## Challenge
The listing below is to be output in its exact form.

[Entries from a dataset]
--- Begin ---
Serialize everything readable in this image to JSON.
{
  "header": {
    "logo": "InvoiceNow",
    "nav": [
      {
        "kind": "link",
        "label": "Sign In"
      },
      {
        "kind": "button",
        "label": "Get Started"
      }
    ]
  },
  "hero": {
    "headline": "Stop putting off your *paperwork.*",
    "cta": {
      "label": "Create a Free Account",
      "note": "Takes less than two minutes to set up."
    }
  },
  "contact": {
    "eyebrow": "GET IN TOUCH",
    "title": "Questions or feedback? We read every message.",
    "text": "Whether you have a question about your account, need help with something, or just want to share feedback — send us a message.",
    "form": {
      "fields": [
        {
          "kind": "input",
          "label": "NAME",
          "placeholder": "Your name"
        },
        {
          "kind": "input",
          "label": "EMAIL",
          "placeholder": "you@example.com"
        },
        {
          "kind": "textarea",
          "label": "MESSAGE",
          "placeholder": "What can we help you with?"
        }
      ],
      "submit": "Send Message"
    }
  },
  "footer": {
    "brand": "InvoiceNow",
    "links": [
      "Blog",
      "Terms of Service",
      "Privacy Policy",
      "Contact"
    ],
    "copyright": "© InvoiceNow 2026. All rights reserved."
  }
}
--- End ---
## Reply
Serialize everything readable in this image to JSON.
{
  "header": {
    "logo": "InvoiceNow",
    "nav": [
      {
        "kind": "link",
        "label": "Sign In"
      },
      {
        "kind": "button",
        "label": "Get Started"
      }
    ]
  },
  "hero": {
    "headline": "Stop putting off your *paperwork.*",
    "cta": {
      "label": "Create a Free Account",
      "note": "Takes less than two minutes to set up."
    }
  },
  "contact": {
    "eyebrow": "GET IN TOUCH",
    "title": "Questions or feedback? We read every message.",
    "text": "Whether you have a question about your account, need help with something, or just want to share feedback — send us a message.",
    "form": {
      "fields": [
        {
          "kind": "input",
          "label": "NAME",
          "placeholder": "Your name"
        },
        {
          "kind": "input",
          "label": "EMAIL",
          "placeholder": "you@example.com"
        },
        {
          "kind": "textarea",
          "label": "MESSAGE",
          "placeholder": "What can we help you with?"
        }
      ],
      "submit": "Send Message"
    }
  },
  "footer": {
    "brand": "InvoiceNow",
    "links": [
      "Blog",
      "Terms of Service",
      "Privacy Policy",
      "Contact"
    ],
    "copyright": "© InvoiceNow 2026. All rights reserved."
  }
}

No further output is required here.